SHORT TASK => Set down, in full, every record in the block.

Collection entries

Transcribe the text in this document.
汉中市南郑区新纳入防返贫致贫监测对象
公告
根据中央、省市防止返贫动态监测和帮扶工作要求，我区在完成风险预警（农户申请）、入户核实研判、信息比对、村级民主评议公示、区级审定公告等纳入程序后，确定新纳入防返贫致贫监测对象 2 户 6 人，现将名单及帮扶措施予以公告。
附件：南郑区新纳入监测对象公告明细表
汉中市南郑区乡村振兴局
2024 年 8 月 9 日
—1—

EXPECTED ANSWER =>
Transcribe the text in this document.
汉中市南郑区新纳入防返贫致贫监测对象
公告
根据中央、省市防止返贫动态监测和帮扶工作要求，我区在完成风险预警（农户申请）、入户核实研判、信息比对、村级民主评议公示、区级审定公告等纳入程序后，确定新纳入防返贫致贫监测对象 2 户 6 人，现将名单及帮扶措施予以公告。
附件：南郑区新纳入监测对象公告明细表
汉中市南郑区乡村振兴局
2024 年 8 月 9 日
—1—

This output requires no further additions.